Exercise details: Check every line of the entries for "likes", and copy the lines that hold it.

::: Data shown

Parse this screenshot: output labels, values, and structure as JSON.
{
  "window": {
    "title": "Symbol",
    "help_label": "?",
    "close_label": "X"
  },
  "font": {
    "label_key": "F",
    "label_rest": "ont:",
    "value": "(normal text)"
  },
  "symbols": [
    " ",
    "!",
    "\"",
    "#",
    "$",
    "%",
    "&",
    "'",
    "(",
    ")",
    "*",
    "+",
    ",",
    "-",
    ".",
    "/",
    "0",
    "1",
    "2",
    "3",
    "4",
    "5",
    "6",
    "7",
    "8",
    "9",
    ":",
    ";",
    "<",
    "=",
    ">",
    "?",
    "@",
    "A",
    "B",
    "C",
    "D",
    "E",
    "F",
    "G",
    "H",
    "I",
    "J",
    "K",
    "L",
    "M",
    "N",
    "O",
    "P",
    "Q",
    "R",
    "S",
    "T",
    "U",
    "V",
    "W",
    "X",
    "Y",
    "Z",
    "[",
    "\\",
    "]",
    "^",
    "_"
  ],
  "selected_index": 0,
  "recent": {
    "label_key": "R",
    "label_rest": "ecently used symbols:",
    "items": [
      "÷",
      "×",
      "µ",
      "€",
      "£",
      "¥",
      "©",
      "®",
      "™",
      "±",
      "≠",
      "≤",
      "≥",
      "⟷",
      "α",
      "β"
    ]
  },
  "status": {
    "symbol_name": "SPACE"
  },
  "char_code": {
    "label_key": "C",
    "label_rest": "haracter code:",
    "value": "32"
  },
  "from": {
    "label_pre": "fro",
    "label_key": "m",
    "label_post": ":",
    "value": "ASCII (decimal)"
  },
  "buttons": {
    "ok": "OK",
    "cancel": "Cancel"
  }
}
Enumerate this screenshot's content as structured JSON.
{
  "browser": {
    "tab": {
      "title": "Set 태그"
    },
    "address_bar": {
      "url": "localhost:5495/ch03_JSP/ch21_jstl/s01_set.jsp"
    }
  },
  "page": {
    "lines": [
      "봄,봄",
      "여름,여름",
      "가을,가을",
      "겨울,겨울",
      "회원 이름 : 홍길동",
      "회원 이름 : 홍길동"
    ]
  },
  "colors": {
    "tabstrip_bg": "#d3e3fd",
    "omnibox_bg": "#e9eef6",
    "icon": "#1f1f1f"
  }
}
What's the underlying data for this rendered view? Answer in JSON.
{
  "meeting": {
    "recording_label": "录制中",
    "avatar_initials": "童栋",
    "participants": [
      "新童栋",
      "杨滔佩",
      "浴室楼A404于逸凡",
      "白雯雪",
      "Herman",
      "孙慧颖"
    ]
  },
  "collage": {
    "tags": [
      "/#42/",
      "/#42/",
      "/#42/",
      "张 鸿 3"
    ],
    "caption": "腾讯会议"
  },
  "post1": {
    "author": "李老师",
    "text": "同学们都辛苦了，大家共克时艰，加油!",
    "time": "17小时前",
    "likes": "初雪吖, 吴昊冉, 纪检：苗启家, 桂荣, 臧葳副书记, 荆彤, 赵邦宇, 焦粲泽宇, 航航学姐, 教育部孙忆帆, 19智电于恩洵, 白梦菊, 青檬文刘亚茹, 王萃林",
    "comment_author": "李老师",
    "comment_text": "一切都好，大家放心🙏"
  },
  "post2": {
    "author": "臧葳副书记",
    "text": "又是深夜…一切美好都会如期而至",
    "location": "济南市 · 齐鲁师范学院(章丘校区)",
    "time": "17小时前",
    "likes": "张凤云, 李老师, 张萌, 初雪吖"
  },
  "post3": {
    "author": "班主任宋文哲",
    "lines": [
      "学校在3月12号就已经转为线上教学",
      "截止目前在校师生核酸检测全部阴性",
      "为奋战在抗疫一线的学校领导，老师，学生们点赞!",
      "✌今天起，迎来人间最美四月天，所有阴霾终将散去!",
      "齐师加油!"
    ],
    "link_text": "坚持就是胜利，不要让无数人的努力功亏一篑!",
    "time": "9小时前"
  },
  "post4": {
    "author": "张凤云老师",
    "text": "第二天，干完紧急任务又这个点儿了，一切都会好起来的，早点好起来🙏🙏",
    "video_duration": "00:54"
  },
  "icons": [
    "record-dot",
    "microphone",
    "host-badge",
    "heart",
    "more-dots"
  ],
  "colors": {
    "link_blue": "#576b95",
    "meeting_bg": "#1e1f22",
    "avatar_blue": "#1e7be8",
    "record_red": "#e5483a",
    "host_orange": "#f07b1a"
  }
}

::::::

Correct result:
    "likes": "初雪吖, 吴昊冉, 纪检：苗启家, 桂荣, 臧葳副书记, 荆彤, 赵邦宇, 焦粲泽宇, 航航学姐, 教育部孙忆帆, 19智电于恩洵, 白梦菊, 青檬文刘亚茹, 王萃林",
    "likes": "张凤云, 李老师, 张萌, 初雪吖"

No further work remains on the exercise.